[Begin The input]

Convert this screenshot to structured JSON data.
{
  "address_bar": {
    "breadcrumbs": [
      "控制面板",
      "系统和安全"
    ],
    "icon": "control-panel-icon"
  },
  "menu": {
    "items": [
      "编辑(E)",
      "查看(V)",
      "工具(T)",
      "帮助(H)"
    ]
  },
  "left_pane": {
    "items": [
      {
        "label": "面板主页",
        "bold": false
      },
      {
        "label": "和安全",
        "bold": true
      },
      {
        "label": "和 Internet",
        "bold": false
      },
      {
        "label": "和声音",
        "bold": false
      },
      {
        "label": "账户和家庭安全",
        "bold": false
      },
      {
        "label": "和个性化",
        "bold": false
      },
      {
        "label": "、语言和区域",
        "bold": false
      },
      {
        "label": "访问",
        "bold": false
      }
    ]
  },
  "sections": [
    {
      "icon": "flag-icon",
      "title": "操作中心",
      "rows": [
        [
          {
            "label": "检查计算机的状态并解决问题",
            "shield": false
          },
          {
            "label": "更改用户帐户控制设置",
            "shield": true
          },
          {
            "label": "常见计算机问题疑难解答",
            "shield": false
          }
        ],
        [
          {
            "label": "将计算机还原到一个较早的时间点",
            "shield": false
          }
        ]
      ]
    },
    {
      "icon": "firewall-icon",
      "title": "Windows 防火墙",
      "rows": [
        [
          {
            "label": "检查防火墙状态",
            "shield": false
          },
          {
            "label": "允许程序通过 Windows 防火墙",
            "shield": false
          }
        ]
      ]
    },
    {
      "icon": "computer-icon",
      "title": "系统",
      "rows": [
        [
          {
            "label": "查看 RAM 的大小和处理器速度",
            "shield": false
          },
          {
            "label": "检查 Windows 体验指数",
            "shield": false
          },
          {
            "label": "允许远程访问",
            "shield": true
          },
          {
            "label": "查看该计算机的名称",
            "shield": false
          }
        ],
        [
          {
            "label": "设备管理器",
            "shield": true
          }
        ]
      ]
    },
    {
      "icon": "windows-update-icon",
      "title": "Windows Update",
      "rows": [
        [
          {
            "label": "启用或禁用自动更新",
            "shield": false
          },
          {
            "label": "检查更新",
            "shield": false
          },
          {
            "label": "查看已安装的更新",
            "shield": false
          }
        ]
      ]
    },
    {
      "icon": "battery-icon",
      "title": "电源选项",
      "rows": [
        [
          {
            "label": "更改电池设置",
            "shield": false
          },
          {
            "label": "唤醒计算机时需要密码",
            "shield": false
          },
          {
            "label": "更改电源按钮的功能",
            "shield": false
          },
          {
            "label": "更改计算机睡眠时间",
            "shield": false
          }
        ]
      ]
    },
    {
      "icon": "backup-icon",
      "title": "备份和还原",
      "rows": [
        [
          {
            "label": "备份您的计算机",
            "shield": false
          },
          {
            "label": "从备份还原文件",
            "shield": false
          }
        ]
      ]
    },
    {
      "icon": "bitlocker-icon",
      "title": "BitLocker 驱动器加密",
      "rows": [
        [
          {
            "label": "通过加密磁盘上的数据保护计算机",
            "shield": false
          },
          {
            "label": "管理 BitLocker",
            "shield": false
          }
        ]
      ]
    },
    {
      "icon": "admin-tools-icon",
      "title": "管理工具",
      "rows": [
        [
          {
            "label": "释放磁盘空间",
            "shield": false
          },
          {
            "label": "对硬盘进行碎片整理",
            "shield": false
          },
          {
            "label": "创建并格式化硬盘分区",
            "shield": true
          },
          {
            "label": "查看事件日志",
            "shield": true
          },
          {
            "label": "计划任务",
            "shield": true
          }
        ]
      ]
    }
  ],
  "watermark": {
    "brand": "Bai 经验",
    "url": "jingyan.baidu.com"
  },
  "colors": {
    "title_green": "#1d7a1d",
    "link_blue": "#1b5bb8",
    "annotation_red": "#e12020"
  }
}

[End The input]

* _To do_
Return all of the above records exactly, leaving no line out.

* _Full output_
Convert this screenshot to structured JSON data.
{
  "address_bar": {
    "breadcrumbs": [
      "控制面板",
      "系统和安全"
    ],
    "icon": "control-panel-icon"
  },
  "menu": {
    "items": [
      "编辑(E)",
      "查看(V)",
      "工具(T)",
      "帮助(H)"
    ]
  },
  "left_pane": {
    "items": [
      {
        "label": "面板主页",
        "bold": false
      },
      {
        "label": "和安全",
        "bold": true
      },
      {
        "label": "和 Internet",
        "bold": false
      },
      {
        "label": "和声音",
        "bold": false
      },
      {
        "label": "账户和家庭安全",
        "bold": false
      },
      {
        "label": "和个性化",
        "bold": false
      },
      {
        "label": "、语言和区域",
        "bold": false
      },
      {
        "label": "访问",
        "bold": false
      }
    ]
  },
  "sections": [
    {
      "icon": "flag-icon",
      "title": "操作中心",
      "rows": [
        [
          {
            "label": "检查计算机的状态并解决问题",
            "shield": false
          },
          {
            "label": "更改用户帐户控制设置",
            "shield": true
          },
          {
            "label": "常见计算机问题疑难解答",
            "shield": false
          }
        ],
        [
          {
            "label": "将计算机还原到一个较早的时间点",
            "shield": false
          }
        ]
      ]
    },
    {
      "icon": "firewall-icon",
      "title": "Windows 防火墙",
      "rows": [
        [
          {
            "label": "检查防火墙状态",
            "shield": false
          },
          {
            "label": "允许程序通过 Windows 防火墙",
            "shield": false
          }
        ]
      ]
    },
    {
      "icon": "computer-icon",
      "title": "系统",
      "rows": [
        [
          {
            "label": "查看 RAM 的大小和处理器速度",
            "shield": false
          },
          {
            "label": "检查 Windows 体验指数",
            "shield": false
          },
          {
            "label": "允许远程访问",
            "shield": true
          },
          {
            "label": "查看该计算机的名称",
            "shield": false
          }
        ],
        [
          {
            "label": "设备管理器",
            "shield": true
          }
        ]
      ]
    },
    {
      "icon": "windows-update-icon",
      "title": "Windows Update",
      "rows": [
        [
          {
            "label": "启用或禁用自动更新",
            "shield": false
          },
          {
            "label": "检查更新",
            "shield": false
          },
          {
            "label": "查看已安装的更新",
            "shield": false
          }
        ]
      ]
    },
    {
      "icon": "battery-icon",
      "title": "电源选项",
      "rows": [
        [
          {
            "label": "更改电池设置",
            "shield": false
          },
          {
            "label": "唤醒计算机时需要密码",
            "shield": false
          },
          {
            "label": "更改电源按钮的功能",
            "shield": false
          },
          {
            "label": "更改计算机睡眠时间",
            "shield": false
          }
        ]
      ]
    },
    {
      "icon": "backup-icon",
      "title": "备份和还原",
      "rows": [
        [
          {
            "label": "备份您的计算机",
            "shield": false
          },
          {
            "label": "从备份还原文件",
            "shield": false
          }
        ]
      ]
    },
    {
      "icon": "bitlocker-icon",
      "title": "BitLocker 驱动器加密",
      "rows": [
        [
          {
            "label": "通过加密磁盘上的数据保护计算机",
            "shield": false
          },
          {
            "label": "管理 BitLocker",
            "shield": false
          }
        ]
      ]
    },
    {
      "icon": "admin-tools-icon",
      "title": "管理工具",
      "rows": [
        [
          {
            "label": "释放磁盘空间",
            "shield": false
          },
          {
            "label": "对硬盘进行碎片整理",
            "shield": false
          },
          {
            "label": "创建并格式化硬盘分区",
            "shield": true
          },
          {
            "label": "查看事件日志",
            "shield": true
          },
          {
            "label": "计划任务",
            "shield": true
          }
        ]
      ]
    }
  ],
  "watermark": {
    "brand": "Bai 经验",
    "url": "jingyan.baidu.com"
  },
  "colors": {
    "title_green": "#1d7a1d",
    "link_blue": "#1b5bb8",
    "annotation_red": "#e12020"
  }
}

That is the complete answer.